What you should do
Return all lines where the word "page" can be found.

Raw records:

++++++++++++++++++++

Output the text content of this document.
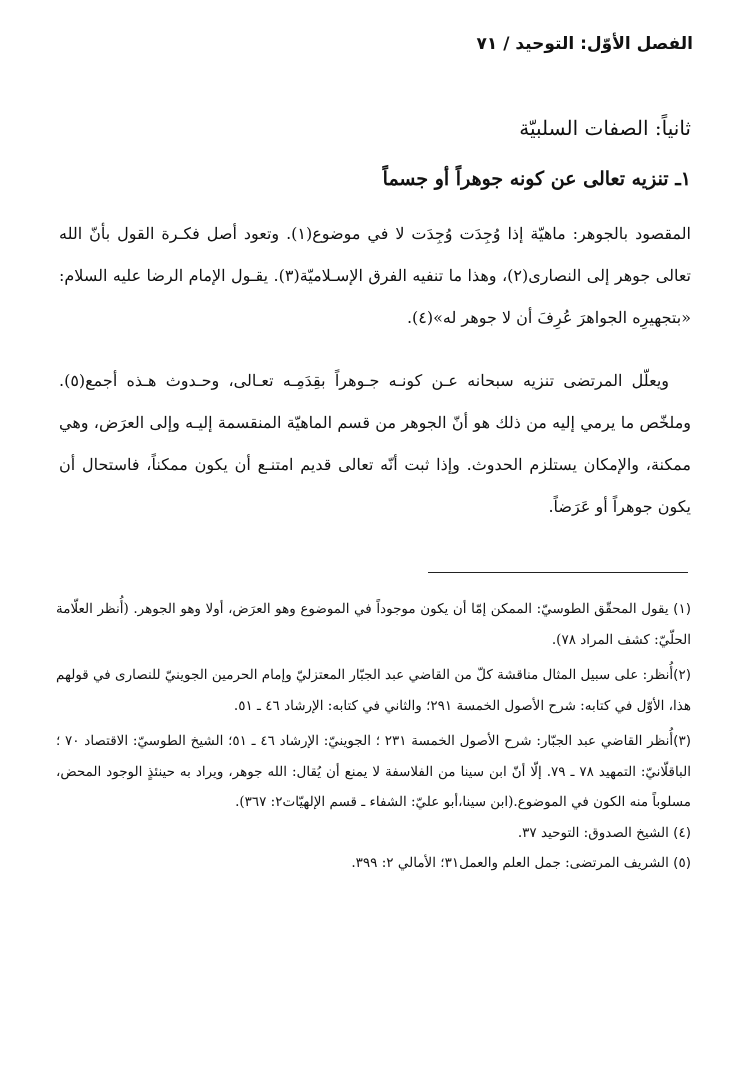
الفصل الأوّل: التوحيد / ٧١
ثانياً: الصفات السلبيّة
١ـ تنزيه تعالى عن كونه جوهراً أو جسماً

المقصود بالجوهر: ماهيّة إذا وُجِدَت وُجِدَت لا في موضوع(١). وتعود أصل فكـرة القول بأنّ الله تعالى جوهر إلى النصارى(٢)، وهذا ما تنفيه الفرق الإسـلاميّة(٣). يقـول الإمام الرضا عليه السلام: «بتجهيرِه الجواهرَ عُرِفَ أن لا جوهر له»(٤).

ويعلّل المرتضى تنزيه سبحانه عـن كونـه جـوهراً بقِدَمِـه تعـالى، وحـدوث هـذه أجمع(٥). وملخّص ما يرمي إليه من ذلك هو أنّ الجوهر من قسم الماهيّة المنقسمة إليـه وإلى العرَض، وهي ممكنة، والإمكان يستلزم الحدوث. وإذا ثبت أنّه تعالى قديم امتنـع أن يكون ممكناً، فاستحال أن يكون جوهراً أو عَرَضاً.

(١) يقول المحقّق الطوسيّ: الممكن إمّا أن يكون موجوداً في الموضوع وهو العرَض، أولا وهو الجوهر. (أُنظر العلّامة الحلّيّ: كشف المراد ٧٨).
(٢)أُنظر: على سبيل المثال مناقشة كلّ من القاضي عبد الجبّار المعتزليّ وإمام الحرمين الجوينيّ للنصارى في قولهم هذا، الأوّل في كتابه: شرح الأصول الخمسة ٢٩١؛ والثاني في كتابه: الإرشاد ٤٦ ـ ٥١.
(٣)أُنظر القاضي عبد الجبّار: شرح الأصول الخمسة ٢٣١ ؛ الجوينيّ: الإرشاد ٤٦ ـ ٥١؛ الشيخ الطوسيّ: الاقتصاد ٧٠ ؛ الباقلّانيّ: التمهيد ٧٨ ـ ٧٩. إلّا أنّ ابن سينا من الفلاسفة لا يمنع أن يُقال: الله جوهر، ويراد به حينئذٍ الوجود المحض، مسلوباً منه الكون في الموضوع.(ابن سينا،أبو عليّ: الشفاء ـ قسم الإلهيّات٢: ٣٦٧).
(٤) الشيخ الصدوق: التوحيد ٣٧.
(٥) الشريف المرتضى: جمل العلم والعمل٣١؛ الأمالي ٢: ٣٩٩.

++++++++++++++++++++

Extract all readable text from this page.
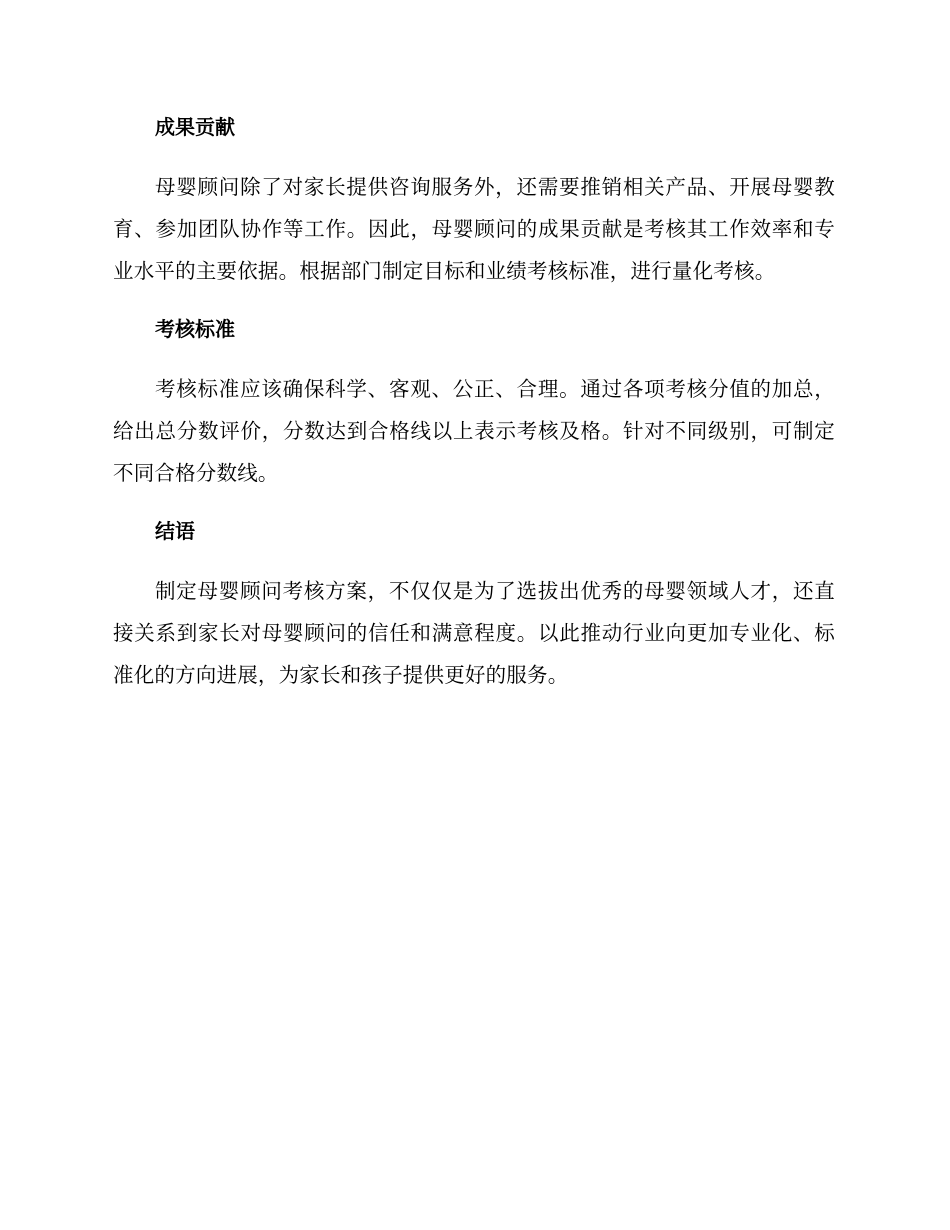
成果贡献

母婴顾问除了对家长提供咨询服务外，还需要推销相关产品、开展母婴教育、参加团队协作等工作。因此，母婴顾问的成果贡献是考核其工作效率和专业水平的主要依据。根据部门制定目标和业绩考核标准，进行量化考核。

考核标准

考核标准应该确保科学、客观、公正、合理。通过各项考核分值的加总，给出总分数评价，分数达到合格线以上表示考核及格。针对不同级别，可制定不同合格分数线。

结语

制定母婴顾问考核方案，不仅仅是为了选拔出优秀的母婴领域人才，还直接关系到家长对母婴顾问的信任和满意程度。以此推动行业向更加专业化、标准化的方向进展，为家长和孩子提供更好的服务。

++++++++++++++++++++

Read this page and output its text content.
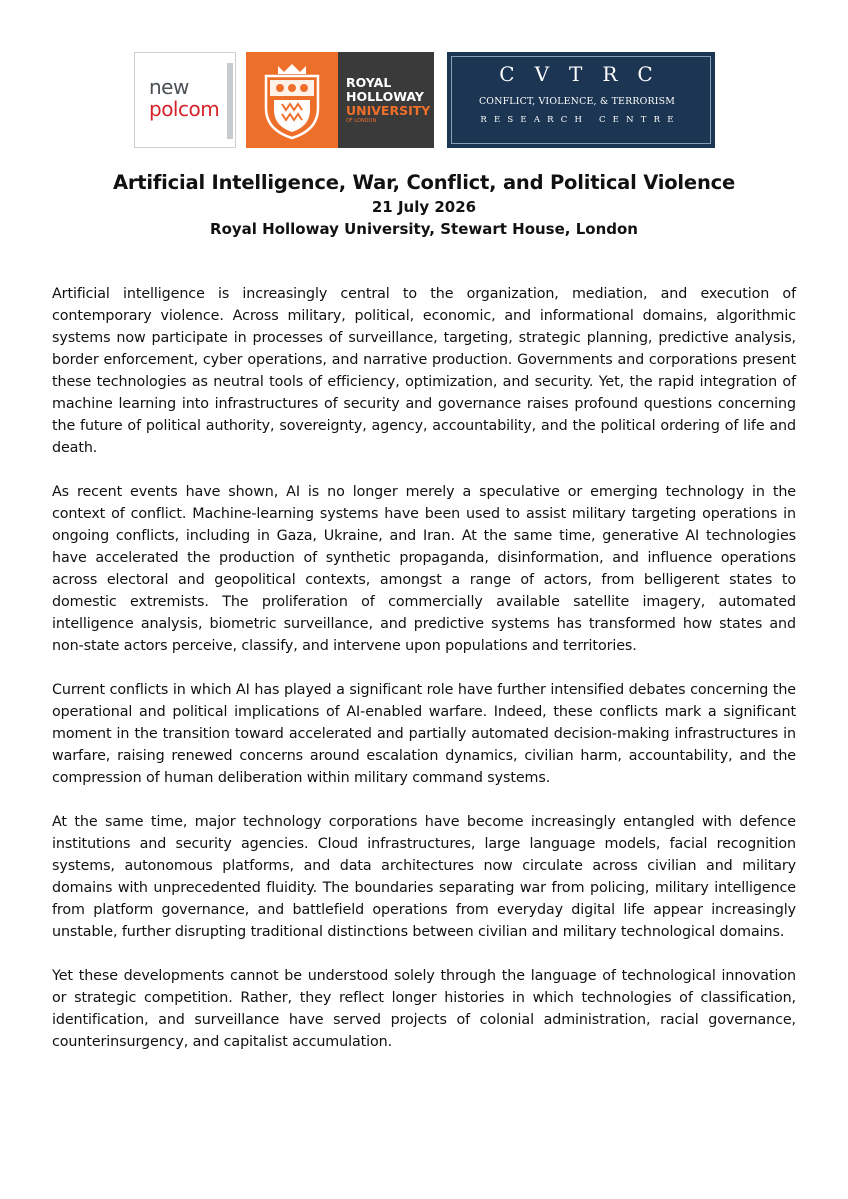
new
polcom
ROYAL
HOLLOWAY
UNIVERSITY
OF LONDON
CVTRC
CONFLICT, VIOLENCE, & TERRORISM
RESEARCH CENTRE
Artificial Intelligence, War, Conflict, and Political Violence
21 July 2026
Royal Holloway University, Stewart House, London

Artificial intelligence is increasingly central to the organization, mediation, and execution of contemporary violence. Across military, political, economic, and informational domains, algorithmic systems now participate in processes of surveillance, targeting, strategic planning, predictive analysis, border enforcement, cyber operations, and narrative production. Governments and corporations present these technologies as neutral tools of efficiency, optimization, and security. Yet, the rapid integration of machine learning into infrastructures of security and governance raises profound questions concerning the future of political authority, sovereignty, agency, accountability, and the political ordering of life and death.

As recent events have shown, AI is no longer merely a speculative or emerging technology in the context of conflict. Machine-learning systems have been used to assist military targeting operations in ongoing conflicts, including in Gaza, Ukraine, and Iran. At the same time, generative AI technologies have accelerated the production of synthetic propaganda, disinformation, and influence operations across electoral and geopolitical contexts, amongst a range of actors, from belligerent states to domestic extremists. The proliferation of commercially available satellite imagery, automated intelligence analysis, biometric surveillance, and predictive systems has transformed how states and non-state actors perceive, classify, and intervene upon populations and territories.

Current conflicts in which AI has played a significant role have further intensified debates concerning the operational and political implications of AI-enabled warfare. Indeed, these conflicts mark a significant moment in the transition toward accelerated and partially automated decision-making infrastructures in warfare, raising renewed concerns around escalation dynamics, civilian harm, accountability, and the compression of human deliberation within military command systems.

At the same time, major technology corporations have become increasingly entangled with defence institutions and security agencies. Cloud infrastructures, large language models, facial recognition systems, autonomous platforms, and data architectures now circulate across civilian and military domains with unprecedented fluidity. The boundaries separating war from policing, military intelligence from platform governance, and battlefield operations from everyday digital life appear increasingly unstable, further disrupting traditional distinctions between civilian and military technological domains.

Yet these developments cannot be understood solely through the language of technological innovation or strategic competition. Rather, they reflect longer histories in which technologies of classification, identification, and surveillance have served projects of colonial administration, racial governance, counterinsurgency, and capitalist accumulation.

++++++++++++++++++++

Response
Extract all readable text from this page.
Read this page and output its text content.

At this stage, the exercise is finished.